▶ 任务说明
续写下面这篇讲go-gost隧道端口复用的文章，从所给的最后一行之后接着写。

▶ 节选文本

################

在go-gost中实现隧道服务的端口复用方案

go-gost作为一款功能强大的网络工具，其隧道(tunnel)功能在实际应用中非常实用。本文将详细介绍如何通过go-gost实现多个隧道服务共享同一个入口端口(如80端口)的技术方案。

问题背景

在实际部署中，我们经常需要让多个隧道服务监听同一个公共端口(如80端口)，同时又能将不同域名的流量路由到不同的隧道服务。直接使用多个隧道服务监听同一端口会导致端口冲突，因为每个隧道服务都会尝试绑定到80端口。

解决方案

go-gost提供了灵活的配置方式来实现这一需求，核心思路是：

1. 使用一个公共的TCP服务监听80端口
2. 通过SNI(Server Name Indication)或HTTP Host头识别不同域名
3. 将流量转发到不同的隧道服务入口端口
4. 每个隧道服务使用独立的内部端口

具体配置实现

以下是实现这一方案的YAML配置示例：

services:
  - name: service-0
    addr: :8400
    handler:
      type: tunnel
      metadata:
        entrypoint: ":18400"

################

▶ 数据部分
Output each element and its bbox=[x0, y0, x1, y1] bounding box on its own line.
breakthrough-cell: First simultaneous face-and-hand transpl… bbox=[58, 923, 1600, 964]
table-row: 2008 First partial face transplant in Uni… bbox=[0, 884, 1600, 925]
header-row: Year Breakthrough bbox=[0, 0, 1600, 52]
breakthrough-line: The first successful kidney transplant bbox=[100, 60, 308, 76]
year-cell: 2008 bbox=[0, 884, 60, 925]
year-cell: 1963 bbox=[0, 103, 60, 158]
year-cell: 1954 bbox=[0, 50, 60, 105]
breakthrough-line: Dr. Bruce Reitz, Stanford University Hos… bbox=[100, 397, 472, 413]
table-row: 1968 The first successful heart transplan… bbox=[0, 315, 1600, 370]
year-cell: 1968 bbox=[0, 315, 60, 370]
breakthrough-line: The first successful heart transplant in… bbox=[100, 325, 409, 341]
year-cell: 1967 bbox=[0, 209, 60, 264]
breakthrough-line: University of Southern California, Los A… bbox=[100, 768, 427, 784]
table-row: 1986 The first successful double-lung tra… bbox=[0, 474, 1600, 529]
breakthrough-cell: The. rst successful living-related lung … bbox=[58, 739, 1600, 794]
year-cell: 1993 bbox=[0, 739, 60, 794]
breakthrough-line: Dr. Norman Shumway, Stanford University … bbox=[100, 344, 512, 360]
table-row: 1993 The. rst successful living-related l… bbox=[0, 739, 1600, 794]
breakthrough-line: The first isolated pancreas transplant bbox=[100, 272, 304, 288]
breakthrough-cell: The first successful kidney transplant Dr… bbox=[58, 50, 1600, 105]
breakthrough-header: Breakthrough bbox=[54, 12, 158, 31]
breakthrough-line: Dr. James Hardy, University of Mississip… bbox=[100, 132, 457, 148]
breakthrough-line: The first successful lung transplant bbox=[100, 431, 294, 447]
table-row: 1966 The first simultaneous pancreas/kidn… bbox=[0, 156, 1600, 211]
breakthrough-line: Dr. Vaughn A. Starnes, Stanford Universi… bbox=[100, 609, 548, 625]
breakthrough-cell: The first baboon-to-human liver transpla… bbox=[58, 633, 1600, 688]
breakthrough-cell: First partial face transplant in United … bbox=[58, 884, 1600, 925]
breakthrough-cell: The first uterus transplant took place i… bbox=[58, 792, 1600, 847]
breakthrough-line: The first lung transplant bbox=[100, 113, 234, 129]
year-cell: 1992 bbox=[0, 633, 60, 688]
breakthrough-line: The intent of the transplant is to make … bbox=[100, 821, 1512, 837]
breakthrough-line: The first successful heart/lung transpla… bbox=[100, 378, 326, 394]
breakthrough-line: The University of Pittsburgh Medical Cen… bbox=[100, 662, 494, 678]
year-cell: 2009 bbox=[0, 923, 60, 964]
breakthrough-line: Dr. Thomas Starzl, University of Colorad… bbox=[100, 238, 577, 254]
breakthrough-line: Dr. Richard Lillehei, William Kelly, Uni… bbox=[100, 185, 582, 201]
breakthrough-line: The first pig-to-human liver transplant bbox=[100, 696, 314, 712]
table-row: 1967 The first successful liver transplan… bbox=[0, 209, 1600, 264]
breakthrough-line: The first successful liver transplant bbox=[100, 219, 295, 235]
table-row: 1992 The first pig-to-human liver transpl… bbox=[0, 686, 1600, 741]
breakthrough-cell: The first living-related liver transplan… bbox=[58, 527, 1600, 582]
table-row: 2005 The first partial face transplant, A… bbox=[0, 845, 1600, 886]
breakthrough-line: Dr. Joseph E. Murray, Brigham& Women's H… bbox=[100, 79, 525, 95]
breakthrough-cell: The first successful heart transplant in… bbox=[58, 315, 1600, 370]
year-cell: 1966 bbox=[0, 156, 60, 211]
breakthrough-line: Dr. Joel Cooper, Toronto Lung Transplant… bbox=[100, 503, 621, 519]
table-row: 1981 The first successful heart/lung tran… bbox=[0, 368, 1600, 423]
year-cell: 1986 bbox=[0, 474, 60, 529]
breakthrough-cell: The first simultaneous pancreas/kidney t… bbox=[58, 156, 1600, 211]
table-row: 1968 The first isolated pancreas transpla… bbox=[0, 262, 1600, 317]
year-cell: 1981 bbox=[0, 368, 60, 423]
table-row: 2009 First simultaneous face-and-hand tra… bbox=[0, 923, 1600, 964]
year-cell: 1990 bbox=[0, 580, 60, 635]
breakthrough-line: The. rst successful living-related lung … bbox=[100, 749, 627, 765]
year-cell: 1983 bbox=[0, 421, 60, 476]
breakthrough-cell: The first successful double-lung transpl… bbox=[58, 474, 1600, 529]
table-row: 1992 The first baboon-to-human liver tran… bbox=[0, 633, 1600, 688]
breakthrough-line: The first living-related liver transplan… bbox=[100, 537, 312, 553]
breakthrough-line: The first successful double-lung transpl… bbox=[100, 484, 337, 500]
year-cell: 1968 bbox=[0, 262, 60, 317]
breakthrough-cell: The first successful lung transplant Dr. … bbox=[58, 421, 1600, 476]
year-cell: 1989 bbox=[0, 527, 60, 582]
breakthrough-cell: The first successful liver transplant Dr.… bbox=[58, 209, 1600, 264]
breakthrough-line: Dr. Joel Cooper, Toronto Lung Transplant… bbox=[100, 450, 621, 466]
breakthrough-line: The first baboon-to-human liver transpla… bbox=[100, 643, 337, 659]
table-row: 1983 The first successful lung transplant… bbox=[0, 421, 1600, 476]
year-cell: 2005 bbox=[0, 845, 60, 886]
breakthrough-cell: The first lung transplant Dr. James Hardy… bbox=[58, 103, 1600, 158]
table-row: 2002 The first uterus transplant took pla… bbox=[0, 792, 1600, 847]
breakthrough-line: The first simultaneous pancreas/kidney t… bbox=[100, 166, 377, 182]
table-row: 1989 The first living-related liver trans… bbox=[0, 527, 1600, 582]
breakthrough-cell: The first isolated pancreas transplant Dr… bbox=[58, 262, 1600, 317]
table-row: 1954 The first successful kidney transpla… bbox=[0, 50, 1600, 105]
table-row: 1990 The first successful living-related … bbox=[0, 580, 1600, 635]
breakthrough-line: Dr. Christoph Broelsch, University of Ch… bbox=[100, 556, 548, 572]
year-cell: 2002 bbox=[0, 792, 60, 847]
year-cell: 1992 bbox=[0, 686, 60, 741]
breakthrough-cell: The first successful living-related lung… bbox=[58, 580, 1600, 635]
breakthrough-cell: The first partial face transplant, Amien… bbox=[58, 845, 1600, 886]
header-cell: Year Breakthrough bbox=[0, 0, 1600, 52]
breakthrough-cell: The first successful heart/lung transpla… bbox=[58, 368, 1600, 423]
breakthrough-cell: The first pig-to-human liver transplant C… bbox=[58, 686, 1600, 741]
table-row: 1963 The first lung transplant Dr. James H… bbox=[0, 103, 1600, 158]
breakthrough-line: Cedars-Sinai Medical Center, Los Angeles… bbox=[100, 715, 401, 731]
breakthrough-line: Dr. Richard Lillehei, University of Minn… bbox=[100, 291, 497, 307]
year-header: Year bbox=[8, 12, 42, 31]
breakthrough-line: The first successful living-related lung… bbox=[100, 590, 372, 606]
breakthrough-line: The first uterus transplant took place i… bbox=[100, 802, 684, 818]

################

▶ 预期输出
        ingress: ingress-0
        sniffing: true
    listener:
      type: tcp

  - name: service-1
    addr: :8500
    handler:
      type: tunnel
      metadata:
        entrypoint: ":18500"
        ingress: ingress-0
        sniffing: true
    listener:
      type: tcp

  - name: public
    addr: :80
    handler:
      type: tcp
      metadata:
        sniffing: true
    listener:
      type: tcp
    forwarder:
      nodes:
        - name: service-0
          addr: 127.0.0.1:18400
          host: ".example.com"
        - name: service-1
          addr: 127.0.0.1:18500
          host: "example.org"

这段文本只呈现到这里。